_SET TASK_. In the listing below, find every line containing "рассмотрения" and copy it out.

[Data entries]
* start *
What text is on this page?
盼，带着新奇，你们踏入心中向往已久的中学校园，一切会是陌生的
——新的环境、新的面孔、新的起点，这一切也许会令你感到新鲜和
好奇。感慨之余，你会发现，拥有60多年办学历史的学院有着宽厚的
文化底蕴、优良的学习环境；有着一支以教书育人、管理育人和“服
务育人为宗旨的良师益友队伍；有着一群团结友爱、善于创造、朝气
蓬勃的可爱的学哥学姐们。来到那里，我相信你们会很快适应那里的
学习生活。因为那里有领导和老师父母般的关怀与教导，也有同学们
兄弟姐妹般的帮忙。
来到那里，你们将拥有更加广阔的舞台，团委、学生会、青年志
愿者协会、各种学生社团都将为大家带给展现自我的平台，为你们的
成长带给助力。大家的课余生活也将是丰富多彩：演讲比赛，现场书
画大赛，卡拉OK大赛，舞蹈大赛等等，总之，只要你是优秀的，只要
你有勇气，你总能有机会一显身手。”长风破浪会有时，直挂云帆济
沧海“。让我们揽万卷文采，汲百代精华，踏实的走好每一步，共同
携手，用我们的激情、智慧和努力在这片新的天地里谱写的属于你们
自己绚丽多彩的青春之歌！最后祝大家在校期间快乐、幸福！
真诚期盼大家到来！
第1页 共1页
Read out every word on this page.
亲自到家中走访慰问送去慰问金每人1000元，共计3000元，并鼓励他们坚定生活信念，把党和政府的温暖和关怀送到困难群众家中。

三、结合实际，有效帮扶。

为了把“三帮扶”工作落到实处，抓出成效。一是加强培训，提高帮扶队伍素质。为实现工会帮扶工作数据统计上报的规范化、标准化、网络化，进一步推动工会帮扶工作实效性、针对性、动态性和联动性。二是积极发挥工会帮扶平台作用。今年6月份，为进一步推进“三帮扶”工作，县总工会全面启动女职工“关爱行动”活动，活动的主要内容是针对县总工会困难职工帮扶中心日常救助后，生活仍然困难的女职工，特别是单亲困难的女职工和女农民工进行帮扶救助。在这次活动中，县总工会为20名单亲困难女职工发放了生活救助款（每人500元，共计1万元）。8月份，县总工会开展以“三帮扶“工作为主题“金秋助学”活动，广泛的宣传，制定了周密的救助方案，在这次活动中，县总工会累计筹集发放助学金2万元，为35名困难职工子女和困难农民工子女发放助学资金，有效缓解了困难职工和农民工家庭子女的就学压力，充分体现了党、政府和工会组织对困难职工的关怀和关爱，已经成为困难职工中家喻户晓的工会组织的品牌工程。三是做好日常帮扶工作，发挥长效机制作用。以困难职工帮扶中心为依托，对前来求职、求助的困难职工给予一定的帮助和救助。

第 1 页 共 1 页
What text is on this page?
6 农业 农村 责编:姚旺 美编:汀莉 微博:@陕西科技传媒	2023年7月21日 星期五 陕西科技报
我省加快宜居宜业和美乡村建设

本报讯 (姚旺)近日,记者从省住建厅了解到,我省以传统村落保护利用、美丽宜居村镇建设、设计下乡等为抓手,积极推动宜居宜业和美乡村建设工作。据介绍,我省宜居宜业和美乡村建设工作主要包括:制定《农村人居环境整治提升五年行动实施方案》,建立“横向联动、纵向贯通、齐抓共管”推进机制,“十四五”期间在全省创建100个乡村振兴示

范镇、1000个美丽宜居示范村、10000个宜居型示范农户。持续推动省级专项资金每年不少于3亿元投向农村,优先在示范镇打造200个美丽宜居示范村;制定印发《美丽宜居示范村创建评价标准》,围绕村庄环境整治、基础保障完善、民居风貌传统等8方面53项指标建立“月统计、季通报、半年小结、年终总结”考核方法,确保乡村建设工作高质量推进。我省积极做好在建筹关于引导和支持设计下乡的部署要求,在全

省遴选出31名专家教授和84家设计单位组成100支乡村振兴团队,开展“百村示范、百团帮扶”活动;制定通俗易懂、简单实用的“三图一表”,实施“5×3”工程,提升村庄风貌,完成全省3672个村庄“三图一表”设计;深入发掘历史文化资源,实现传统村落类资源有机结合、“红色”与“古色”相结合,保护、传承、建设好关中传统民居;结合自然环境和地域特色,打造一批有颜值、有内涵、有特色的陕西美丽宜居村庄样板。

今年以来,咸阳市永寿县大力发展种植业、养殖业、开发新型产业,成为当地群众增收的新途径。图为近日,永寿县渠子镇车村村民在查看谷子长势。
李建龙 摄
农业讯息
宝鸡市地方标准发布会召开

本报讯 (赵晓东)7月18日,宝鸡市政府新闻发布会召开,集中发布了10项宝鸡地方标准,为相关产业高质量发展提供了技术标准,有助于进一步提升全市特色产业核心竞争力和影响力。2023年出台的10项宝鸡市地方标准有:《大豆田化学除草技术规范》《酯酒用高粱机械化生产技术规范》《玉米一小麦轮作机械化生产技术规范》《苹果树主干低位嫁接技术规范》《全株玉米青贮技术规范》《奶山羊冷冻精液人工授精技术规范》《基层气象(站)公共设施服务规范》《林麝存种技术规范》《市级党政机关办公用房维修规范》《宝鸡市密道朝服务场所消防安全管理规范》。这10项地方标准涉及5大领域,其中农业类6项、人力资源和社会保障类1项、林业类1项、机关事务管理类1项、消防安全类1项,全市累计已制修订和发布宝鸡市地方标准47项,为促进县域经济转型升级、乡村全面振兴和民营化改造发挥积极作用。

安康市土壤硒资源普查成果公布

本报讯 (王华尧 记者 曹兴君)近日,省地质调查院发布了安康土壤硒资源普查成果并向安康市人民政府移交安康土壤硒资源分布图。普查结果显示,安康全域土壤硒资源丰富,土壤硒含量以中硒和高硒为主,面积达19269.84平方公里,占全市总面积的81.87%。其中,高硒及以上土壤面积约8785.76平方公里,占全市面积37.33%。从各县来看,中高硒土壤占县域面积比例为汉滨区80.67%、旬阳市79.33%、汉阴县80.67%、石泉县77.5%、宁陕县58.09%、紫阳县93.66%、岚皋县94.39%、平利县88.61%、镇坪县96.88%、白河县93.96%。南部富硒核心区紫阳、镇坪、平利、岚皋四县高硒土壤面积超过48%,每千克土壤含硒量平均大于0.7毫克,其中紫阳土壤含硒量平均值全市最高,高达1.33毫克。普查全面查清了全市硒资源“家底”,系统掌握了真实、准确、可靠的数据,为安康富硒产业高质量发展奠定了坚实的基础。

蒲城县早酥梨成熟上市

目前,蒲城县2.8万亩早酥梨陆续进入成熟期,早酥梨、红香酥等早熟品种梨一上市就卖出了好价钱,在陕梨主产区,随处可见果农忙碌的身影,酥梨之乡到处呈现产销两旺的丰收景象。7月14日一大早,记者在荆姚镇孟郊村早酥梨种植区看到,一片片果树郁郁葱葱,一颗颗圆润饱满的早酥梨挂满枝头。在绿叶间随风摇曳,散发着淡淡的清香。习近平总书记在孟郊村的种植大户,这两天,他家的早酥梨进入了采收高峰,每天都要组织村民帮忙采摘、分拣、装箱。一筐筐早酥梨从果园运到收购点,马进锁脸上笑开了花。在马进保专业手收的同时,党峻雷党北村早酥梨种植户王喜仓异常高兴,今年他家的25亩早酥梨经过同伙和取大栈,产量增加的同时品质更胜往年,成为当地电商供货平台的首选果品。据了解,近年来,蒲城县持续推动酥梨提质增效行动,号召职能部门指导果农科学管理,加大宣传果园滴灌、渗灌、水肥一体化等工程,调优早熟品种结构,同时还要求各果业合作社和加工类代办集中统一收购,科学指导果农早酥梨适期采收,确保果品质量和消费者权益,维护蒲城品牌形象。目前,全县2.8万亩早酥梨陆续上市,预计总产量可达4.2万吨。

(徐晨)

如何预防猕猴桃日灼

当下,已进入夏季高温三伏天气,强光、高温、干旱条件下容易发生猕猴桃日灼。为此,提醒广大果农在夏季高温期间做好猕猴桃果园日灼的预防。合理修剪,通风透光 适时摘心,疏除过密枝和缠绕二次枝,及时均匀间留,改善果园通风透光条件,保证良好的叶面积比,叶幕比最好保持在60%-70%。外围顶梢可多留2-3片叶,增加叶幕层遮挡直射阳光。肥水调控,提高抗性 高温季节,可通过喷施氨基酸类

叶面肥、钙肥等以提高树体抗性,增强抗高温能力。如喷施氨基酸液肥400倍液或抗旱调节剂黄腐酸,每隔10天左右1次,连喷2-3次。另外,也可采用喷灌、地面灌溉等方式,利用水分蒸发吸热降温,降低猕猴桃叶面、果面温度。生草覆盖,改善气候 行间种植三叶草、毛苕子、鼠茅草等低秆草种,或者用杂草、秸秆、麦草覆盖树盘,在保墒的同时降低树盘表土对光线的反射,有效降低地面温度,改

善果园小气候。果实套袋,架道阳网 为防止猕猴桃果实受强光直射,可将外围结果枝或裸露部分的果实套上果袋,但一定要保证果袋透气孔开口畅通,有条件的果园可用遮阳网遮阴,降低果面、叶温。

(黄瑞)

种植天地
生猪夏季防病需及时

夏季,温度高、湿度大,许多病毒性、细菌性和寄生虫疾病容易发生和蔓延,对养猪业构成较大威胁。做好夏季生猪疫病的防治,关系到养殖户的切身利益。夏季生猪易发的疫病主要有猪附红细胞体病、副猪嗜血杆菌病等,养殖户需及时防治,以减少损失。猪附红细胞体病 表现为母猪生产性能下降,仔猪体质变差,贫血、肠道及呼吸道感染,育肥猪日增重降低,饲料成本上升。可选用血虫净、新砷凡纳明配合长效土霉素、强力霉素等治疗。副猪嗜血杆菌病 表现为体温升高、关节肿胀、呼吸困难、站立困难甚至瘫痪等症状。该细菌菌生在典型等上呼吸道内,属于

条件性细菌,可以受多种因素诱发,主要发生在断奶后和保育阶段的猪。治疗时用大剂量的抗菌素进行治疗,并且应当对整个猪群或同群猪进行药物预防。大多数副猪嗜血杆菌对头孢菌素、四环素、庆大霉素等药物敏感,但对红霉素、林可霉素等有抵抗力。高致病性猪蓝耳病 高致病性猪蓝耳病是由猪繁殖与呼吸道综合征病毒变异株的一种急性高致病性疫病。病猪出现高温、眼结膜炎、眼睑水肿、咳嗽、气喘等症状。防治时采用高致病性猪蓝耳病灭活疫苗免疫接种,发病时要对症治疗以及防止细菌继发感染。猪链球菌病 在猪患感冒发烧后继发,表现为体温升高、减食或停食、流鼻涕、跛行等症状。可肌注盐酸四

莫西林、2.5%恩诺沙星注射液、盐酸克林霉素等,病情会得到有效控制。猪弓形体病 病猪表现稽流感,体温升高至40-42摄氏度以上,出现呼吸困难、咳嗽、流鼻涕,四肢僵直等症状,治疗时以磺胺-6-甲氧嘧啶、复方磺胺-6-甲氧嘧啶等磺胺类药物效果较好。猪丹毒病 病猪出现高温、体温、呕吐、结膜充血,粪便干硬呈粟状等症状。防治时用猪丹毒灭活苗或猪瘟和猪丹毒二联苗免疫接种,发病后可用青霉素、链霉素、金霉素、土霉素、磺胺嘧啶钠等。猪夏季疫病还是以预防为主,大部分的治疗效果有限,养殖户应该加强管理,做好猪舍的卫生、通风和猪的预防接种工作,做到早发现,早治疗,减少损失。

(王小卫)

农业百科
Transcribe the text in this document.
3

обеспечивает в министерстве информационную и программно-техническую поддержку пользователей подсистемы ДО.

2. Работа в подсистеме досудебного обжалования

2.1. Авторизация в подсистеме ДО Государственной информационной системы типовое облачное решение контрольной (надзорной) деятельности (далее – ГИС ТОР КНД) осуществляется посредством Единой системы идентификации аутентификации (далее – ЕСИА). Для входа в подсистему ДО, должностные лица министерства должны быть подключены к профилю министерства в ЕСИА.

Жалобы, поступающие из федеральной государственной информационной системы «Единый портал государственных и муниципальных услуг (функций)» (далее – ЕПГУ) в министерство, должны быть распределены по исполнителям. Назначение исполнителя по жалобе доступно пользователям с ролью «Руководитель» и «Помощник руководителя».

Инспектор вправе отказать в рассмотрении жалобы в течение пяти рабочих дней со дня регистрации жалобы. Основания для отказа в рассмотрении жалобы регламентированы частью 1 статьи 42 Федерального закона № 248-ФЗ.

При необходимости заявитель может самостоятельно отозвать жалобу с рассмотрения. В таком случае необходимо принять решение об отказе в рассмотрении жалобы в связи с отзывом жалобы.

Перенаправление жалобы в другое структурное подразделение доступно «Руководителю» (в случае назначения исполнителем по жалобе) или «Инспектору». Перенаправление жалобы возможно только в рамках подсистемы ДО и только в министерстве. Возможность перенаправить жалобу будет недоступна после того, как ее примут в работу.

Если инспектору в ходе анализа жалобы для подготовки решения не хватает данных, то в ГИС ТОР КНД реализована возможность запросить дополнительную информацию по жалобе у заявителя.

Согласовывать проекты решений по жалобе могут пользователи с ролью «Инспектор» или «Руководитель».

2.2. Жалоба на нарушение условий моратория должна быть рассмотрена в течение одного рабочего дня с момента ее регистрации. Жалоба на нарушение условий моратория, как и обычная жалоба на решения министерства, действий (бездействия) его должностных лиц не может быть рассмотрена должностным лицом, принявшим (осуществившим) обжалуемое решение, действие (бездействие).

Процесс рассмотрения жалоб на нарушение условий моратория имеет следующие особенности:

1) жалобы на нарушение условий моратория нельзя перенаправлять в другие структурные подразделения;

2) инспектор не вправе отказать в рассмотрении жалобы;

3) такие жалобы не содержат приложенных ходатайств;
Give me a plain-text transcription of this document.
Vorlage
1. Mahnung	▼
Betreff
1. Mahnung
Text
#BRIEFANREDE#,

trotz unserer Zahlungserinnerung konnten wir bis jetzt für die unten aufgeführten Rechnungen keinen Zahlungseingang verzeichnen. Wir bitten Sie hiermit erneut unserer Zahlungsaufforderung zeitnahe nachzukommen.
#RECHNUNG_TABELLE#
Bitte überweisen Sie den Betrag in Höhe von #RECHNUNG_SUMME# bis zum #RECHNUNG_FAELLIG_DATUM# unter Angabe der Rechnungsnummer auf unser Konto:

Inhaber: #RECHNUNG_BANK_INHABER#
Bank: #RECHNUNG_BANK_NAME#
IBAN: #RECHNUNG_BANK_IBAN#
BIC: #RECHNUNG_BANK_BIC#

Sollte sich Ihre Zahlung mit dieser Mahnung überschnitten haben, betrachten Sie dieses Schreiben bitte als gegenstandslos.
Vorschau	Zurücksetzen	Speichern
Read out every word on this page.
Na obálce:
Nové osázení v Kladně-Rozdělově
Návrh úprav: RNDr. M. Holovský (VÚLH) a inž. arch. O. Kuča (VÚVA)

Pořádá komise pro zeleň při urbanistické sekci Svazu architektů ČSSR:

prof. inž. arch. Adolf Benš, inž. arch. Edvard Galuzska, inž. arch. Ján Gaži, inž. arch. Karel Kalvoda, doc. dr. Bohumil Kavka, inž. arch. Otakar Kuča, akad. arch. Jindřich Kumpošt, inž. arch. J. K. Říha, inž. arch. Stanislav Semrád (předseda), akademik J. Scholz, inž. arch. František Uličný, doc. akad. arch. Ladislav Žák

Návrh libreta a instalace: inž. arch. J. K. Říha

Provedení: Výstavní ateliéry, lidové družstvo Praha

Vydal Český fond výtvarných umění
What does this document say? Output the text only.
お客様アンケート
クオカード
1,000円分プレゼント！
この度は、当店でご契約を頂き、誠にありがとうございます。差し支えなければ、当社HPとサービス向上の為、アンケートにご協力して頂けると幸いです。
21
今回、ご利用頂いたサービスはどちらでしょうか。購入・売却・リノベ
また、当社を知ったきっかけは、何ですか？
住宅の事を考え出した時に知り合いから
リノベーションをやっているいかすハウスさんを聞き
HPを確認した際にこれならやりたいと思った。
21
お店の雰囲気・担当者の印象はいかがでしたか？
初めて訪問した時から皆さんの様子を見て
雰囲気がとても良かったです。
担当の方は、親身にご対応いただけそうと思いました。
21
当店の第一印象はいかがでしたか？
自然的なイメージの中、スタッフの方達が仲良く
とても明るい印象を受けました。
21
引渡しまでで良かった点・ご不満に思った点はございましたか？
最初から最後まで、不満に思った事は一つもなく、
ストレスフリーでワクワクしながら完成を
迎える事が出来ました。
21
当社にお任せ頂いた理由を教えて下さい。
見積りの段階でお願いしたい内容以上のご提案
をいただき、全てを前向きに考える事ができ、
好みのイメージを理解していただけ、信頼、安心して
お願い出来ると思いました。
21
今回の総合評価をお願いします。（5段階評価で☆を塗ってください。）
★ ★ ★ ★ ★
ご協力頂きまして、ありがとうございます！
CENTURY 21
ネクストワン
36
* end *
_SOLUTION FOR THIS PROBLEM_.
При необходимости заявитель может самостоятельно отозвать жалобу с рассмотрения. В таком случае необходимо принять решение об отказе в рассмотрении жалобы в связи с отзывом жалобы.
Процесс рассмотрения жалоб на нарушение условий моратория имеет следующие особенности:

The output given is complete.